**Extrait fourni**
++++++++++
Un salarié de l'usine du géant pétrolier saoudien Aramco à l'usine de Jeddah, le 24 novembre 2020.

Un salarié de l'usine du géant pétrolier saoudien Aramco à l'usine de Jeddah, le 24 novembre 2020. - FAYEZ NURELDINE © 2019 AFP

L'Arabie Saoudite qui connaît des difficultés financières souhaite céder 1% de son géant pétrolier pour diversifier ses sources de revenus.

L'Arabie saoudite a entamé des discussions avec une firme étrangère afin de lui vendre 1% du géant pétrolier saoudien Aramco, a indiqué mardi le prince héritier Mohammed ben Salmane lors d'une interview télévisée. La société pétrolière saoudienne qui produit environ 10 % du pétrole mondial est avec une valorisation de 1888 milliards de dollars la troisième plus grosse capitalisation du monde après Apple et Microsoft.

"Des négociations sont en cours pour l'acquisition de 1% du capital d'Aramco par l'une des principales firmes énergétiques mondiales, et cela sera très bénéfique aux ventes d'Aramco dans ce pays", a déclaré MBS, sans davantage de précisions.

Cette cession pourrait rapporter près de 19 milliards de dollars au cours actuel de l'action du géant saoudien.

Aramco avait déjà vendu, en décembre 2019, une partie de son capital, et en avait obtenu 29,4 milliards de dollars. Aramco pourrait annonces une nouvelle offre d'actions à des investisseurs internationaux d'ici un an ou deux, a ajouté le prince.

Plus tôt ce mois-ci, Aramco avait vendu pour 12,4 milliards de dollars une participation minoritaire dans une entreprise de pipelines à la firme américaine EIG Global Energy Partners.
++++++++++
**Données d'entrée**

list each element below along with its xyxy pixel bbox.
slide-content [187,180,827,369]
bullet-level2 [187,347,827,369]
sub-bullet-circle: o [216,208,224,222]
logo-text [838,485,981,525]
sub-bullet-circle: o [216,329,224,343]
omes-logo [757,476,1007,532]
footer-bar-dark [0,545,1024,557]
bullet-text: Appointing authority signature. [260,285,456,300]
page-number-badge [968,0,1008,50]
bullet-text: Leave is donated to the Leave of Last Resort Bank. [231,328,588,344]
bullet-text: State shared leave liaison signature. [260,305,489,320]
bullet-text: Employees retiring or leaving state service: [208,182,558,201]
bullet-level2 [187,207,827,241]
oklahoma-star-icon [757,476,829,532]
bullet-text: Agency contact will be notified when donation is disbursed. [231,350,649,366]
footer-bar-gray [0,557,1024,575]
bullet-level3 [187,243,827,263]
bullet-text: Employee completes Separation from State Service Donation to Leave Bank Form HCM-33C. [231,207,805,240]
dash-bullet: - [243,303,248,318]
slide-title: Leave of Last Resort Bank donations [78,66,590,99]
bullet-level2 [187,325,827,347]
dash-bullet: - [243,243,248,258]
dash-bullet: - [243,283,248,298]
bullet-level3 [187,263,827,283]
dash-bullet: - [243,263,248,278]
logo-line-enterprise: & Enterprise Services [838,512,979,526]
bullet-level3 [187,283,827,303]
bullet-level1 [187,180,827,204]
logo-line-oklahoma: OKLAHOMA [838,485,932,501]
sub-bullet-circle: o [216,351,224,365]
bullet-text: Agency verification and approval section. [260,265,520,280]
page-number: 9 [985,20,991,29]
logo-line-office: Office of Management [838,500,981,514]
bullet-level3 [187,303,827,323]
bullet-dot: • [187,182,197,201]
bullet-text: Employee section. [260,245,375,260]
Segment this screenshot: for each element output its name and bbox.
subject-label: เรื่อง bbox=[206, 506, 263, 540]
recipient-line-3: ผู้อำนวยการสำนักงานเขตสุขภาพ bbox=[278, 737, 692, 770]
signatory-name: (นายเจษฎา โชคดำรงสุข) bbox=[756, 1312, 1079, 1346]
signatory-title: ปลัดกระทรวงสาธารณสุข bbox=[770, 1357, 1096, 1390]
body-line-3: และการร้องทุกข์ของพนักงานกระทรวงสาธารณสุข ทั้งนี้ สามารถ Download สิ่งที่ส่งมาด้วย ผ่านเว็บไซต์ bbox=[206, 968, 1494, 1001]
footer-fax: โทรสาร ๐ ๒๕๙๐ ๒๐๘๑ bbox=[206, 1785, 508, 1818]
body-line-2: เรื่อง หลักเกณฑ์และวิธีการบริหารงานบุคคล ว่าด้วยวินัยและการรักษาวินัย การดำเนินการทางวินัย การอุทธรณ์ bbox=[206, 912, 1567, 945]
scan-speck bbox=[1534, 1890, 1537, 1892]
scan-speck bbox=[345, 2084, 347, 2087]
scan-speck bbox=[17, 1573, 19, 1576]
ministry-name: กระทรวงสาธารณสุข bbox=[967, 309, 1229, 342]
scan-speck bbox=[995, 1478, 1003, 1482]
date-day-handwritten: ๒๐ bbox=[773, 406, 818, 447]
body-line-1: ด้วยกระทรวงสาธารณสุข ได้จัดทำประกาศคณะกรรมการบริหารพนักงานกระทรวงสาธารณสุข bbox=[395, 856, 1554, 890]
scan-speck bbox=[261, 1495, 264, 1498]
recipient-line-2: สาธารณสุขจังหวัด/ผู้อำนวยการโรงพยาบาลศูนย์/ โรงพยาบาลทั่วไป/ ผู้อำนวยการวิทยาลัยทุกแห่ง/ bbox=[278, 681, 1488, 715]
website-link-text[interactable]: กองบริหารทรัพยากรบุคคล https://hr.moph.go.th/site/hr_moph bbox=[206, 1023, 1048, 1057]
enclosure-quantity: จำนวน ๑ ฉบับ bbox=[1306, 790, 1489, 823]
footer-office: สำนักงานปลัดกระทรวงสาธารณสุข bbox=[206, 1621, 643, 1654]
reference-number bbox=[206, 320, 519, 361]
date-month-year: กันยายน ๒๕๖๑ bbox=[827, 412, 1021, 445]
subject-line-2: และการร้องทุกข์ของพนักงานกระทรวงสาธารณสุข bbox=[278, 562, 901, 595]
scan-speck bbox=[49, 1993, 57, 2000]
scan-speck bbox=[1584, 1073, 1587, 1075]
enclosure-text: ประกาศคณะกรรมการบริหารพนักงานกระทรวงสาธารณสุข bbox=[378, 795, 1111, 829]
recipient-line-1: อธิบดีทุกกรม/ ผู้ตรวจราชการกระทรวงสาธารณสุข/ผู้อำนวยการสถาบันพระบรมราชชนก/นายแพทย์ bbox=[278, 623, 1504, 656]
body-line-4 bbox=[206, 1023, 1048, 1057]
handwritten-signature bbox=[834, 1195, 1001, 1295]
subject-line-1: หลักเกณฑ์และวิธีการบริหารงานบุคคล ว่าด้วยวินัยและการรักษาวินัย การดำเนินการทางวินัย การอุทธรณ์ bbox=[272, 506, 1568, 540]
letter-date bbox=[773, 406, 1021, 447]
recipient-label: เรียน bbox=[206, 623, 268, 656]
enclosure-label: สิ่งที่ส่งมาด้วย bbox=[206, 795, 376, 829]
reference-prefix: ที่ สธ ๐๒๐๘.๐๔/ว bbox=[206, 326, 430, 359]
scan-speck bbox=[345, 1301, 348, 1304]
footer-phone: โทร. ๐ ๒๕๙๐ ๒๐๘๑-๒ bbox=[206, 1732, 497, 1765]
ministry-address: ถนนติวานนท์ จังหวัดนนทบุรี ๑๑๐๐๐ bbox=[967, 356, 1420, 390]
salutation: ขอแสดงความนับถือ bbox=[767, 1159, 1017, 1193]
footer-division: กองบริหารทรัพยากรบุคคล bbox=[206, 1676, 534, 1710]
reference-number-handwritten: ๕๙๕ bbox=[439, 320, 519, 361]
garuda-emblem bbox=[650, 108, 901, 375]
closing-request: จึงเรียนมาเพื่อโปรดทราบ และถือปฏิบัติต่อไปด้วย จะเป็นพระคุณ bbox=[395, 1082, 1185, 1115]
++++++++++
**Exploitation du texte**
(a) Restituez le passage de l'article sur Aramco qui s'ouvre sur les mots contenant « Aramco avait déjà » et se referme sur « Global Energy Partners. ».
(b) Selon l'article sur Aramco, à quelle firme américaine Aramco a-t-elle vendu une participation minoritaire dans une entreprise de pipelines ?
(c) Reprenez l'article sur la vente de parts d'Aramco à la suite de sa dernière phrase.

**Réponses par tâche**
(a)
Aramco avait déjà vendu, en décembre 2019, une partie de son capital, et en avait obtenu 29,4 milliards de dollars. Aramco pourrait annonces une nouvelle offre d'actions à des investisseurs internationaux d'ici un an ou deux, a ajouté le prince.

Plus tôt ce mois-ci, Aramco avait vendu pour 12,4 milliards de dollars une participation minoritaire dans une entreprise de pipelines à la firme américaine EIG Global Energy Partners.

(b) À EIG Global Energy Partners.

(c)
Fermé aux étrangers

Ces démarches illustrent la volonté de Ryad de lever des fonds afin de financer ses efforts de diversification de son économie. Le mois dernier, la firme a annoncé une chute de 44,4% de ses bénéfices en 2020, posant un grave problème à l'Etat saoudien, son principal actionnaire.

La dette d'Aramco a augmenté au moment où l'Arabie saoudite, premier exportateur mondial de pétrole, a été affectée à la fois par la chute des prix du baril et la diminution de la consommation mondiale due à la pandémie de Covid-19.

Pendant longtemps, Aramco était sous strict contrôle du gouvernement et était considéré comme fermée aux investissements extérieurs.

Mais avec l'arrivée de facto aux commandes du prince Mohammed ben Salmane, qui veut mettre en oeuvre son ambitieux plan de réformes "Vision 2030", le royaume a montré sa détermination à céder une partie de son contrôle. Ce mois-ci, cela fait cinq ans que le prince héritier a lancé son plan "Vision 2030".